Transcribe the listing word for word.

--- START OF DATASET ENTRIES ---

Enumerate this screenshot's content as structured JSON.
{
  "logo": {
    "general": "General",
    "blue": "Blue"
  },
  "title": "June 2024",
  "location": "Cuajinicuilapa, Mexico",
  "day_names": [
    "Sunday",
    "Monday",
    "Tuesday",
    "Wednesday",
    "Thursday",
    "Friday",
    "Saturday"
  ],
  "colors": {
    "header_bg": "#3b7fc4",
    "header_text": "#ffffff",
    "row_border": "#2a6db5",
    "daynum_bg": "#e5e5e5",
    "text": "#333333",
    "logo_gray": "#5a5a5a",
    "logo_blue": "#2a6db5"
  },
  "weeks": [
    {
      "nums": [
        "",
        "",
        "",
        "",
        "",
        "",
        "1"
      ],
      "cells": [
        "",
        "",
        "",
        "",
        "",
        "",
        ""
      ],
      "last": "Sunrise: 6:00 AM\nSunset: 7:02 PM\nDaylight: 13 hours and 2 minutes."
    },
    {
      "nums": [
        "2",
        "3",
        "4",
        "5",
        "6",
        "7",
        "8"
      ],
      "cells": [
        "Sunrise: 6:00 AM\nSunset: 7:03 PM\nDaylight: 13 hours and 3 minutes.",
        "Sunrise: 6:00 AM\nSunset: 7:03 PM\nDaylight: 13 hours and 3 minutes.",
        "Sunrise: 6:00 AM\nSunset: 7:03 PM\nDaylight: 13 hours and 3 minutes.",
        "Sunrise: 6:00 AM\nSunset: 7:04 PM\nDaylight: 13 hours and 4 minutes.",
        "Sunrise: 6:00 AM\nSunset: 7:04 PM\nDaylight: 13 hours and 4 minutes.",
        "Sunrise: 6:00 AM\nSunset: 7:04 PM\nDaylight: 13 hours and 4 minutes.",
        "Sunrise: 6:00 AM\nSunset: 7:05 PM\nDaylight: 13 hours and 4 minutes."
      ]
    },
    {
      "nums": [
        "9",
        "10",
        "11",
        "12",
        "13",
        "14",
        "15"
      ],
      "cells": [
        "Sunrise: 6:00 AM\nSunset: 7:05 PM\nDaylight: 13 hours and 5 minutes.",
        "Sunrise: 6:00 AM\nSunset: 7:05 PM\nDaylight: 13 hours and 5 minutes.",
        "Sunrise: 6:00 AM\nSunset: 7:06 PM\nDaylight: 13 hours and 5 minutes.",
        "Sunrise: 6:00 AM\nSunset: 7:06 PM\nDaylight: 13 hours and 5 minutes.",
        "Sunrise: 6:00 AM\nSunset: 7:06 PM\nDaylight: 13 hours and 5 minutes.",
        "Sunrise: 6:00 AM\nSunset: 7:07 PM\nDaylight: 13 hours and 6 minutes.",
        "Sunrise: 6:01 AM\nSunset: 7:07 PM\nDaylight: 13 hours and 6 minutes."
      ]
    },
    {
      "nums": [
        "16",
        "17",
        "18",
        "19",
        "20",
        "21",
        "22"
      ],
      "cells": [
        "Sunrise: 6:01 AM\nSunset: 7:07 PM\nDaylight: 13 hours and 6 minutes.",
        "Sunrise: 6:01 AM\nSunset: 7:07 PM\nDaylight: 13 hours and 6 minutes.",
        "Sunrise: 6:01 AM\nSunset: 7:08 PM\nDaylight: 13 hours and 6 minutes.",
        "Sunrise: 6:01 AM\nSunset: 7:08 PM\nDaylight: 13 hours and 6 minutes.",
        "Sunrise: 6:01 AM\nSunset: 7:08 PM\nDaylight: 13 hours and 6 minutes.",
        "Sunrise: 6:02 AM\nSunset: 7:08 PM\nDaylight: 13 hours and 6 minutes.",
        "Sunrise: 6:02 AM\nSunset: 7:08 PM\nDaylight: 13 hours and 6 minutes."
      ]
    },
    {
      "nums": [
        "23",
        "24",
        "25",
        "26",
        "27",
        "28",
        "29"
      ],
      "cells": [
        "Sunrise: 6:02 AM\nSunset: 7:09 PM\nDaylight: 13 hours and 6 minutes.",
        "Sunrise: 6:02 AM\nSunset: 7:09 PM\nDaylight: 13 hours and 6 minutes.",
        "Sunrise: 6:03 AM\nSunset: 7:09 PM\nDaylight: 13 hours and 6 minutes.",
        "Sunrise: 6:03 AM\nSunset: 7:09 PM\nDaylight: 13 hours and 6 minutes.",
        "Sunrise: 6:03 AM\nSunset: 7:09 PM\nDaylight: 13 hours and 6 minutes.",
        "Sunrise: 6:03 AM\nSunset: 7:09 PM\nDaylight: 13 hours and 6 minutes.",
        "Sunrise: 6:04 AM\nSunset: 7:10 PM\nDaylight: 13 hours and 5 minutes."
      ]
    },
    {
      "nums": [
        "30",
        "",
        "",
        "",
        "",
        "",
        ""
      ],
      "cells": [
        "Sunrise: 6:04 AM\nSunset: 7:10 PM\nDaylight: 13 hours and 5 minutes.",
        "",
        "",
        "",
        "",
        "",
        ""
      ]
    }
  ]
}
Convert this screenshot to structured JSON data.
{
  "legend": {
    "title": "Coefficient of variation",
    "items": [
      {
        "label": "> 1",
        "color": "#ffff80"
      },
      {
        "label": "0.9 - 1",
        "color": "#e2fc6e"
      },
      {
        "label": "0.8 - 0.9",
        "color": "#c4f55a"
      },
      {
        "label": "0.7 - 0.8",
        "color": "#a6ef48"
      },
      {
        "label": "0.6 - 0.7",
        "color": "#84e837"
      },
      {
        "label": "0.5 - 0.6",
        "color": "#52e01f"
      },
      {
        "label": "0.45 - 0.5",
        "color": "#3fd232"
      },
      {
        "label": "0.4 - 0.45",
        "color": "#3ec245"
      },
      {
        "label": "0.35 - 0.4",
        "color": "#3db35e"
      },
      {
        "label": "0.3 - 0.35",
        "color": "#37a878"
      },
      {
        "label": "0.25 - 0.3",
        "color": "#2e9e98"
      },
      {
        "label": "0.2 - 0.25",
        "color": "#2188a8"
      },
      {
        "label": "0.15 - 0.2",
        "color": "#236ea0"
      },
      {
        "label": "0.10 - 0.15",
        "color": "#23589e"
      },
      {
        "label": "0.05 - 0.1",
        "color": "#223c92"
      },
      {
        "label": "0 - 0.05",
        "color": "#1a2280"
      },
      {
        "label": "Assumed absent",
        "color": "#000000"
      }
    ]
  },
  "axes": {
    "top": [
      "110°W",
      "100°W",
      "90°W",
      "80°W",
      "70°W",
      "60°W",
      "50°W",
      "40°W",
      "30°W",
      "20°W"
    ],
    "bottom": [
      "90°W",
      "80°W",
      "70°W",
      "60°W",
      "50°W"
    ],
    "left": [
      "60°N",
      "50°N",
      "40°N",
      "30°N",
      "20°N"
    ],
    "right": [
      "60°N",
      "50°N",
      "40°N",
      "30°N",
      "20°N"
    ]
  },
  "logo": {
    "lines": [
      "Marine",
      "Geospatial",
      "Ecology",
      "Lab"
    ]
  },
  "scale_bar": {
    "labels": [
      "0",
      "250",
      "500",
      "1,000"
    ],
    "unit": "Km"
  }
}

--- END OF DATASET ENTRIES ---

» RESULT BELOW
Enumerate this screenshot's content as structured JSON.
{
  "logo": {
    "general": "General",
    "blue": "Blue"
  },
  "title": "June 2024",
  "location": "Cuajinicuilapa, Mexico",
  "day_names": [
    "Sunday",
    "Monday",
    "Tuesday",
    "Wednesday",
    "Thursday",
    "Friday",
    "Saturday"
  ],
  "colors": {
    "header_bg": "#3b7fc4",
    "header_text": "#ffffff",
    "row_border": "#2a6db5",
    "daynum_bg": "#e5e5e5",
    "text": "#333333",
    "logo_gray": "#5a5a5a",
    "logo_blue": "#2a6db5"
  },
  "weeks": [
    {
      "nums": [
        "",
        "",
        "",
        "",
        "",
        "",
        "1"
      ],
      "cells": [
        "",
        "",
        "",
        "",
        "",
        "",
        ""
      ],
      "last": "Sunrise: 6:00 AM\nSunset: 7:02 PM\nDaylight: 13 hours and 2 minutes."
    },
    {
      "nums": [
        "2",
        "3",
        "4",
        "5",
        "6",
        "7",
        "8"
      ],
      "cells": [
        "Sunrise: 6:00 AM\nSunset: 7:03 PM\nDaylight: 13 hours and 3 minutes.",
        "Sunrise: 6:00 AM\nSunset: 7:03 PM\nDaylight: 13 hours and 3 minutes.",
        "Sunrise: 6:00 AM\nSunset: 7:03 PM\nDaylight: 13 hours and 3 minutes.",
        "Sunrise: 6:00 AM\nSunset: 7:04 PM\nDaylight: 13 hours and 4 minutes.",
        "Sunrise: 6:00 AM\nSunset: 7:04 PM\nDaylight: 13 hours and 4 minutes.",
        "Sunrise: 6:00 AM\nSunset: 7:04 PM\nDaylight: 13 hours and 4 minutes.",
        "Sunrise: 6:00 AM\nSunset: 7:05 PM\nDaylight: 13 hours and 4 minutes."
      ]
    },
    {
      "nums": [
        "9",
        "10",
        "11",
        "12",
        "13",
        "14",
        "15"
      ],
      "cells": [
        "Sunrise: 6:00 AM\nSunset: 7:05 PM\nDaylight: 13 hours and 5 minutes.",
        "Sunrise: 6:00 AM\nSunset: 7:05 PM\nDaylight: 13 hours and 5 minutes.",
        "Sunrise: 6:00 AM\nSunset: 7:06 PM\nDaylight: 13 hours and 5 minutes.",
        "Sunrise: 6:00 AM\nSunset: 7:06 PM\nDaylight: 13 hours and 5 minutes.",
        "Sunrise: 6:00 AM\nSunset: 7:06 PM\nDaylight: 13 hours and 5 minutes.",
        "Sunrise: 6:00 AM\nSunset: 7:07 PM\nDaylight: 13 hours and 6 minutes.",
        "Sunrise: 6:01 AM\nSunset: 7:07 PM\nDaylight: 13 hours and 6 minutes."
      ]
    },
    {
      "nums": [
        "16",
        "17",
        "18",
        "19",
        "20",
        "21",
        "22"
      ],
      "cells": [
        "Sunrise: 6:01 AM\nSunset: 7:07 PM\nDaylight: 13 hours and 6 minutes.",
        "Sunrise: 6:01 AM\nSunset: 7:07 PM\nDaylight: 13 hours and 6 minutes.",
        "Sunrise: 6:01 AM\nSunset: 7:08 PM\nDaylight: 13 hours and 6 minutes.",
        "Sunrise: 6:01 AM\nSunset: 7:08 PM\nDaylight: 13 hours and 6 minutes.",
        "Sunrise: 6:01 AM\nSunset: 7:08 PM\nDaylight: 13 hours and 6 minutes.",
        "Sunrise: 6:02 AM\nSunset: 7:08 PM\nDaylight: 13 hours and 6 minutes.",
        "Sunrise: 6:02 AM\nSunset: 7:08 PM\nDaylight: 13 hours and 6 minutes."
      ]
    },
    {
      "nums": [
        "23",
        "24",
        "25",
        "26",
        "27",
        "28",
        "29"
      ],
      "cells": [
        "Sunrise: 6:02 AM\nSunset: 7:09 PM\nDaylight: 13 hours and 6 minutes.",
        "Sunrise: 6:02 AM\nSunset: 7:09 PM\nDaylight: 13 hours and 6 minutes.",
        "Sunrise: 6:03 AM\nSunset: 7:09 PM\nDaylight: 13 hours and 6 minutes.",
        "Sunrise: 6:03 AM\nSunset: 7:09 PM\nDaylight: 13 hours and 6 minutes.",
        "Sunrise: 6:03 AM\nSunset: 7:09 PM\nDaylight: 13 hours and 6 minutes.",
        "Sunrise: 6:03 AM\nSunset: 7:09 PM\nDaylight: 13 hours and 6 minutes.",
        "Sunrise: 6:04 AM\nSunset: 7:10 PM\nDaylight: 13 hours and 5 minutes."
      ]
    },
    {
      "nums": [
        "30",
        "",
        "",
        "",
        "",
        "",
        ""
      ],
      "cells": [
        "Sunrise: 6:04 AM\nSunset: 7:10 PM\nDaylight: 13 hours and 5 minutes.",
        "",
        "",
        "",
        "",
        "",
        ""
      ]
    }
  ]
}
Convert this screenshot to structured JSON data.
{
  "legend": {
    "title": "Coefficient of variation",
    "items": [
      {
        "label": "> 1",
        "color": "#ffff80"
      },
      {
        "label": "0.9 - 1",
        "color": "#e2fc6e"
      },
      {
        "label": "0.8 - 0.9",
        "color": "#c4f55a"
      },
      {
        "label": "0.7 - 0.8",
        "color": "#a6ef48"
      },
      {
        "label": "0.6 - 0.7",
        "color": "#84e837"
      },
      {
        "label": "0.5 - 0.6",
        "color": "#52e01f"
      },
      {
        "label": "0.45 - 0.5",
        "color": "#3fd232"
      },
      {
        "label": "0.4 - 0.45",
        "color": "#3ec245"
      },
      {
        "label": "0.35 - 0.4",
        "color": "#3db35e"
      },
      {
        "label": "0.3 - 0.35",
        "color": "#37a878"
      },
      {
        "label": "0.25 - 0.3",
        "color": "#2e9e98"
      },
      {
        "label": "0.2 - 0.25",
        "color": "#2188a8"
      },
      {
        "label": "0.15 - 0.2",
        "color": "#236ea0"
      },
      {
        "label": "0.10 - 0.15",
        "color": "#23589e"
      },
      {
        "label": "0.05 - 0.1",
        "color": "#223c92"
      },
      {
        "label": "0 - 0.05",
        "color": "#1a2280"
      },
      {
        "label": "Assumed absent",
        "color": "#000000"
      }
    ]
  },
  "axes": {
    "top": [
      "110°W",
      "100°W",
      "90°W",
      "80°W",
      "70°W",
      "60°W",
      "50°W",
      "40°W",
      "30°W",
      "20°W"
    ],
    "bottom": [
      "90°W",
      "80°W",
      "70°W",
      "60°W",
      "50°W"
    ],
    "left": [
      "60°N",
      "50°N",
      "40°N",
      "30°N",
      "20°N"
    ],
    "right": [
      "60°N",
      "50°N",
      "40°N",
      "30°N",
      "20°N"
    ]
  },
  "logo": {
    "lines": [
      "Marine",
      "Geospatial",
      "Ecology",
      "Lab"
    ]
  },
  "scale_bar": {
    "labels": [
      "0",
      "250",
      "500",
      "1,000"
    ],
    "unit": "Km"
  }
}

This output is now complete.